## EXERCISE DIRECTIONS
Restate the records below word for word, and omit the images they hold.

## ROWS
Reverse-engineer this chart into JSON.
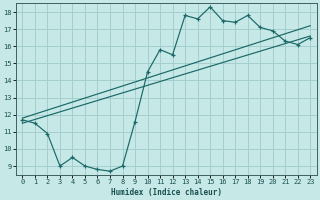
{
  "title": "",
  "xlabel": "Humidex (Indice chaleur)",
  "ylabel": "",
  "bg_color": "#c6e8e6",
  "grid_color": "#a4cece",
  "line_color": "#1a6868",
  "xlim": [
    -0.5,
    23.5
  ],
  "ylim": [
    8.5,
    18.5
  ],
  "xticks": [
    0,
    1,
    2,
    3,
    4,
    5,
    6,
    7,
    8,
    9,
    10,
    11,
    12,
    13,
    14,
    15,
    16,
    17,
    18,
    19,
    20,
    21,
    22,
    23
  ],
  "yticks": [
    9,
    10,
    11,
    12,
    13,
    14,
    15,
    16,
    17,
    18
  ],
  "curve1_x": [
    0,
    1,
    2,
    3,
    4,
    5,
    6,
    7,
    8,
    9,
    10,
    11,
    12,
    13,
    14,
    15,
    16,
    17,
    18,
    19,
    20,
    21,
    22,
    23
  ],
  "curve1_y": [
    11.7,
    11.5,
    10.9,
    9.0,
    9.5,
    9.0,
    8.8,
    8.7,
    9.0,
    11.6,
    14.5,
    15.8,
    15.5,
    17.8,
    17.6,
    18.3,
    17.5,
    17.4,
    17.8,
    17.1,
    16.9,
    16.3,
    16.1,
    16.5
  ],
  "line2_x": [
    0,
    23
  ],
  "line2_y": [
    11.8,
    17.2
  ],
  "line3_x": [
    0,
    23
  ],
  "line3_y": [
    11.5,
    16.6
  ],
  "marker": "+"
}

## REPLY TO THE EXERCISE
Reverse-engineer this chart into JSON.
{
  "title": "",
  "xlabel": "Humidex (Indice chaleur)",
  "ylabel": "",
  "bg_color": "#c6e8e6",
  "grid_color": "#a4cece",
  "line_color": "#1a6868",
  "xlim": [
    -0.5,
    23.5
  ],
  "ylim": [
    8.5,
    18.5
  ],
  "xticks": [
    0,
    1,
    2,
    3,
    4,
    5,
    6,
    7,
    8,
    9,
    10,
    11,
    12,
    13,
    14,
    15,
    16,
    17,
    18,
    19,
    20,
    21,
    22,
    23
  ],
  "yticks": [
    9,
    10,
    11,
    12,
    13,
    14,
    15,
    16,
    17,
    18
  ],
  "curve1_x": [
    0,
    1,
    2,
    3,
    4,
    5,
    6,
    7,
    8,
    9,
    10,
    11,
    12,
    13,
    14,
    15,
    16,
    17,
    18,
    19,
    20,
    21,
    22,
    23
  ],
  "curve1_y": [
    11.7,
    11.5,
    10.9,
    9.0,
    9.5,
    9.0,
    8.8,
    8.7,
    9.0,
    11.6,
    14.5,
    15.8,
    15.5,
    17.8,
    17.6,
    18.3,
    17.5,
    17.4,
    17.8,
    17.1,
    16.9,
    16.3,
    16.1,
    16.5
  ],
  "line2_x": [
    0,
    23
  ],
  "line2_y": [
    11.8,
    17.2
  ],
  "line3_x": [
    0,
    23
  ],
  "line3_y": [
    11.5,
    16.6
  ],
  "marker": "+"
}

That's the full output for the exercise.